### DIRECTIONS FOR THIS TASK
Wherever the word "activity" appears in a line, extract that line.

### INPUT
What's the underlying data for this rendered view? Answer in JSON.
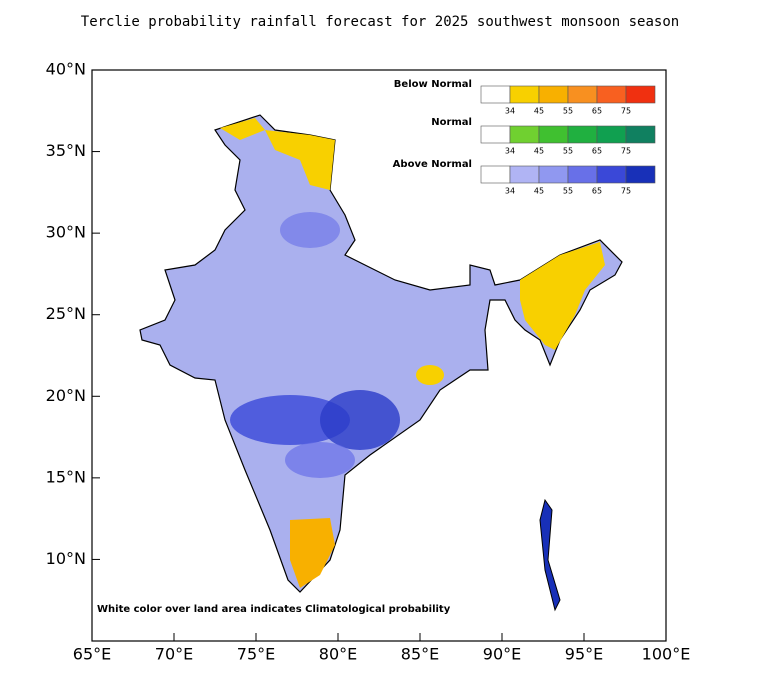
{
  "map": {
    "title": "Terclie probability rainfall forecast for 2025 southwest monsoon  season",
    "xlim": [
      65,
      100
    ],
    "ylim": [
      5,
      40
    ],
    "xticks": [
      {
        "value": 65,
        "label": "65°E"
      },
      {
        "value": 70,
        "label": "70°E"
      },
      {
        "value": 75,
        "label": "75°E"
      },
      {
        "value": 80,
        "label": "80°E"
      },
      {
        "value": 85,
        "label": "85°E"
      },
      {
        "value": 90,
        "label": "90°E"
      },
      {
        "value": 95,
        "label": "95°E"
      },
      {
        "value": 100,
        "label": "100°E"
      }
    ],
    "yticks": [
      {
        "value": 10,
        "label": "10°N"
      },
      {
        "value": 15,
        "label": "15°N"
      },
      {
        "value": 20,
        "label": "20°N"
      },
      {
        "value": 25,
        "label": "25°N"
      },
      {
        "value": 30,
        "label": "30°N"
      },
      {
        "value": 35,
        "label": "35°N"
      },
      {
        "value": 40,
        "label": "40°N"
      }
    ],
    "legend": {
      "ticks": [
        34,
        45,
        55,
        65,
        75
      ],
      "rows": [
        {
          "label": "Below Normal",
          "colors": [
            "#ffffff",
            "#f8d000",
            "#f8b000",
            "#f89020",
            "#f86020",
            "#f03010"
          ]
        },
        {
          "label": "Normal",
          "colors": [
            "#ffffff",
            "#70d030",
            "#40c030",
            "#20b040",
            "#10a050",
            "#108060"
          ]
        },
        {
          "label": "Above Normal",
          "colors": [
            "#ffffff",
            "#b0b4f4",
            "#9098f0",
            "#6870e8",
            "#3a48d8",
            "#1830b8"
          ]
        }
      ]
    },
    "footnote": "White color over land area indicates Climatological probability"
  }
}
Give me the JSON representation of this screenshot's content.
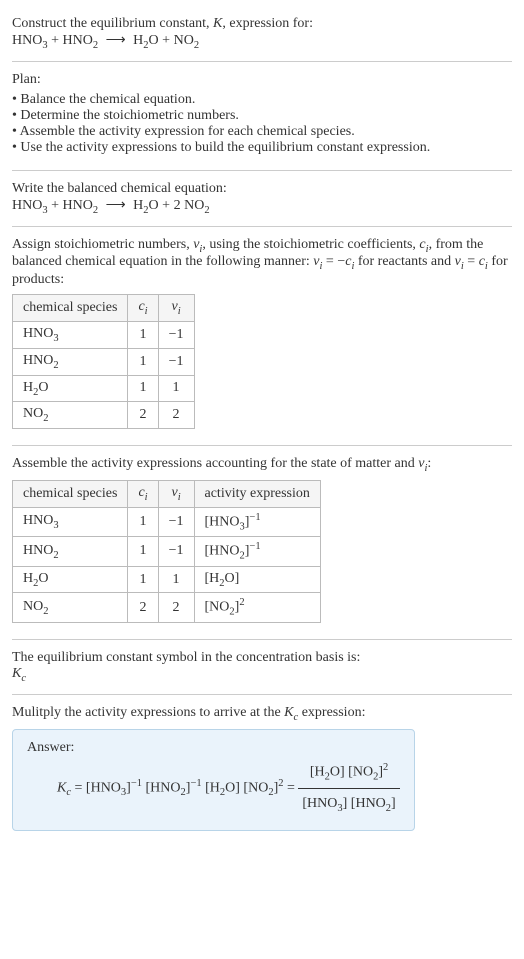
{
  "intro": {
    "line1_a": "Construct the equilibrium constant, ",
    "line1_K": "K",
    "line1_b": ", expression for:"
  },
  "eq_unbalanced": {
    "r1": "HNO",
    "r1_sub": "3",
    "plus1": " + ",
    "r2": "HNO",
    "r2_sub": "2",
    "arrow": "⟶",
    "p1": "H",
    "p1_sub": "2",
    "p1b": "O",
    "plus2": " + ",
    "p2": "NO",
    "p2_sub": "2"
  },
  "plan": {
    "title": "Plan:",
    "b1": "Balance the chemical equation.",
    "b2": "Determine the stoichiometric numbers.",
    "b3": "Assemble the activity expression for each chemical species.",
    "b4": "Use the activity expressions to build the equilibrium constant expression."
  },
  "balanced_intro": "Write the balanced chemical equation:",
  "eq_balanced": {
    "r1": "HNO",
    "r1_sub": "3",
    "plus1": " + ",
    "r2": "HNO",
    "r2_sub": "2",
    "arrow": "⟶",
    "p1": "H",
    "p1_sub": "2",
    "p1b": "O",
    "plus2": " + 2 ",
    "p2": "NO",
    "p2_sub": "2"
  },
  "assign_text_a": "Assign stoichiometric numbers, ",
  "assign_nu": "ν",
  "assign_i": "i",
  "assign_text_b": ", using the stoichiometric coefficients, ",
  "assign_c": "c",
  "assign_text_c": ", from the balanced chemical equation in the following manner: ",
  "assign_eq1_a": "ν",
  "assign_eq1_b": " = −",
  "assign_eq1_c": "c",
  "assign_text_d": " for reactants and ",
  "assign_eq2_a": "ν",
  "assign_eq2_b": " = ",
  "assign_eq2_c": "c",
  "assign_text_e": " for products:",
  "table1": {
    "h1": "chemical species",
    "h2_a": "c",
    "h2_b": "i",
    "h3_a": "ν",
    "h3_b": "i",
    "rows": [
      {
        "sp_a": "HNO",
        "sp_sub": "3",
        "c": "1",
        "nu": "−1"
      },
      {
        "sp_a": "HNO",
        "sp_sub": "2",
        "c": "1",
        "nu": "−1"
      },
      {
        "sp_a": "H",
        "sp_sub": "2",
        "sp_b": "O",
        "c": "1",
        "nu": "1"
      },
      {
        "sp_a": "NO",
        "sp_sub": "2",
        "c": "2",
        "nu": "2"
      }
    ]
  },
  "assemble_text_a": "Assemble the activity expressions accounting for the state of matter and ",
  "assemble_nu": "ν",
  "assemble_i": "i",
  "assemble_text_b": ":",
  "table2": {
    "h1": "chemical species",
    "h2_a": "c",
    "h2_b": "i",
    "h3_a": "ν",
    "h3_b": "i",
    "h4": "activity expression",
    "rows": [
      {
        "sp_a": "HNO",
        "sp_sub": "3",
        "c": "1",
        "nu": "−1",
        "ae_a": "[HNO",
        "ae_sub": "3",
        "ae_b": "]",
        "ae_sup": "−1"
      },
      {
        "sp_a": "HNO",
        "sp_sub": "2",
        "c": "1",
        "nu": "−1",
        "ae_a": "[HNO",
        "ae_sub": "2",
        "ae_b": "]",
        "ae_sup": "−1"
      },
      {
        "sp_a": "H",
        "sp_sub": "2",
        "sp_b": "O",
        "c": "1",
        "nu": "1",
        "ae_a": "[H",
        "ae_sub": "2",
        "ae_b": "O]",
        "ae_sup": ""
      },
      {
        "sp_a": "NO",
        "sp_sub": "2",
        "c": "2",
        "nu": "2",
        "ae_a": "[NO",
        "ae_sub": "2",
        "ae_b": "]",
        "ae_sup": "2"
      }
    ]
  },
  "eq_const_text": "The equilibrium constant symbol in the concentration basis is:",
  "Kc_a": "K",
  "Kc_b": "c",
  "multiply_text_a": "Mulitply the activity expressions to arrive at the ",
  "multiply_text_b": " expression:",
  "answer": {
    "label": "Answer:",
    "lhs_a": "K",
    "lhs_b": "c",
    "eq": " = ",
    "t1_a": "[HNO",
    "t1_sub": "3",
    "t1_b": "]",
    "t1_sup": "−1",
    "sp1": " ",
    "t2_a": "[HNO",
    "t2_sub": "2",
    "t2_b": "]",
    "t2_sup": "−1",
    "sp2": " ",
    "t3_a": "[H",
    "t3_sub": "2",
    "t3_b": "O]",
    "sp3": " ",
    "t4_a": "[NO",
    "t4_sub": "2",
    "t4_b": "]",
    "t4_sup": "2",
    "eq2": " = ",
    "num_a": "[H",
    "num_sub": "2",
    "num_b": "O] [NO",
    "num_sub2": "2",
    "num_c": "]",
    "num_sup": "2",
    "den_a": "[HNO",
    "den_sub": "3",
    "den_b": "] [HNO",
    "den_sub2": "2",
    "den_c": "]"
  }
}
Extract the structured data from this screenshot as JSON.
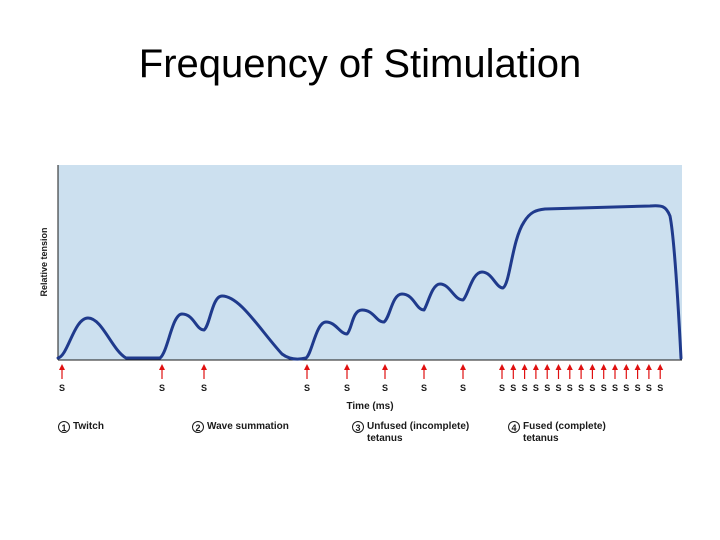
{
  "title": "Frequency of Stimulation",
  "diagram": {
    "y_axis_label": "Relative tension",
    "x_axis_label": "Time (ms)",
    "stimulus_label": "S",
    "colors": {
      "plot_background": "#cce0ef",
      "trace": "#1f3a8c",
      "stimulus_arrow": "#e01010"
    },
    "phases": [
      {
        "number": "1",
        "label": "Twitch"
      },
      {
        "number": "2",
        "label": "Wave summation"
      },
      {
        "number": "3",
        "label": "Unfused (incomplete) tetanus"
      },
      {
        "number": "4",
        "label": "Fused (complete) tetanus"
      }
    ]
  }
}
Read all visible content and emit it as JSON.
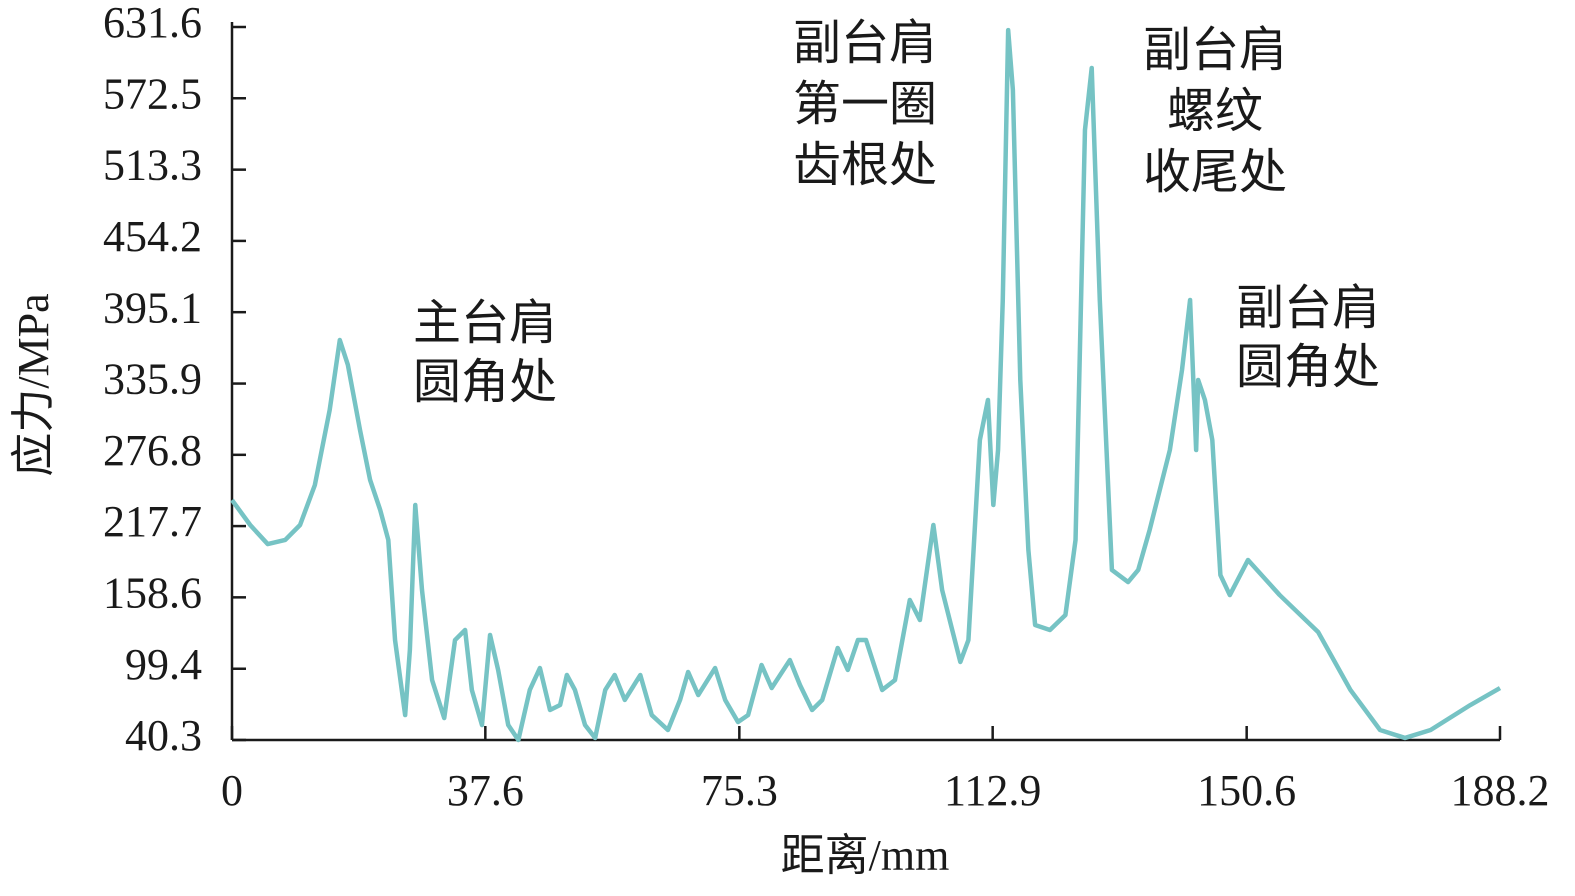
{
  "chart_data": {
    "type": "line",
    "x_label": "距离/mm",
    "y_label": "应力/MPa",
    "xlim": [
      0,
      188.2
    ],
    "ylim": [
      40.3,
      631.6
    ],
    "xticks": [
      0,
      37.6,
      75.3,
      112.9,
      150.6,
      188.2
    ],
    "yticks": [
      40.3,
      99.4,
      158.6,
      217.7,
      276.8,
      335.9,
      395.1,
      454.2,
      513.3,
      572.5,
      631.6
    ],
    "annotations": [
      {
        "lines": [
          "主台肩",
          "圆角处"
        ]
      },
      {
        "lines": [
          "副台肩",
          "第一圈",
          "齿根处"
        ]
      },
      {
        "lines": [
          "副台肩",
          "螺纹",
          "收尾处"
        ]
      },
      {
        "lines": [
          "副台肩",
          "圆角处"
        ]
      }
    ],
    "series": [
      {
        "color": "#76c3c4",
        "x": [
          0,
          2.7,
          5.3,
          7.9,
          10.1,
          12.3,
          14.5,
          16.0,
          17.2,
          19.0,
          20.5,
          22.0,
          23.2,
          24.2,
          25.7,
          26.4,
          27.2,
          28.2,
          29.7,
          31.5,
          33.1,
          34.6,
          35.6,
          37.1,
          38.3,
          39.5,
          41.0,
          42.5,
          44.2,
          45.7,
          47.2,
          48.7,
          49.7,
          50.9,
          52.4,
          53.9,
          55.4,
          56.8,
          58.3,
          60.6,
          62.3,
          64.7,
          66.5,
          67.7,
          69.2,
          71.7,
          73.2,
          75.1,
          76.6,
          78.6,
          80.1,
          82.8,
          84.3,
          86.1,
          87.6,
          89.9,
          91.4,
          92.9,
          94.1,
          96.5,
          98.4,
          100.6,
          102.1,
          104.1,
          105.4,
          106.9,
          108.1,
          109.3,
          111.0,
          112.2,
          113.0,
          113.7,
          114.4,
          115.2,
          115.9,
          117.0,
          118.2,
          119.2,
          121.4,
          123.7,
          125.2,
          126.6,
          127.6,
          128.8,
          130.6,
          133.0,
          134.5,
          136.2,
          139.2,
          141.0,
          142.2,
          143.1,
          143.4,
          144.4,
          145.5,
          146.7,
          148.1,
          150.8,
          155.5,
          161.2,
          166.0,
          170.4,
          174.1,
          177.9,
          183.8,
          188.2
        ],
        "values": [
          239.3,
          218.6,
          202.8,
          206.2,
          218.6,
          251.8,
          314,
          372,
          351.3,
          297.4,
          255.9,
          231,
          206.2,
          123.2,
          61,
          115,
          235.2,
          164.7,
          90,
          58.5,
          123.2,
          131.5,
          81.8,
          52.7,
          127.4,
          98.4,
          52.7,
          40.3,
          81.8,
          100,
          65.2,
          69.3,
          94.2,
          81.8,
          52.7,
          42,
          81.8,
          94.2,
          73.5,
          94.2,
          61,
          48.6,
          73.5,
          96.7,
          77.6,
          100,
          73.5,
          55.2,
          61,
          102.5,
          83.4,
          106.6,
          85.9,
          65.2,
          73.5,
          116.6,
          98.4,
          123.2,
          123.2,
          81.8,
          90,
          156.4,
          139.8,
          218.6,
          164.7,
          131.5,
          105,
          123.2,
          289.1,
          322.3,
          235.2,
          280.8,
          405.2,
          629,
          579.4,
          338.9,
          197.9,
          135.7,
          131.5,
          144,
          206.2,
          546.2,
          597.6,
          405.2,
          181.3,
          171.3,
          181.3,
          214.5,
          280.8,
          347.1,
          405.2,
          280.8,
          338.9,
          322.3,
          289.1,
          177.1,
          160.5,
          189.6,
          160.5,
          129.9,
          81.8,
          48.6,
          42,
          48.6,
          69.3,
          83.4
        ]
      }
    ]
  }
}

### EXERCISE RESULT
    "b3": "Assemble the activity expression for each chemical species.",
    "b4": "Use the activity expressions to build the equilibrium constant expression."
  "assemble_text_a": "Assemble the activity expressions accounting for the state of matter and ",
    "h4": "activity expression",
  "multiply_text_a": "Mulitply the activity expressions to arrive at the ",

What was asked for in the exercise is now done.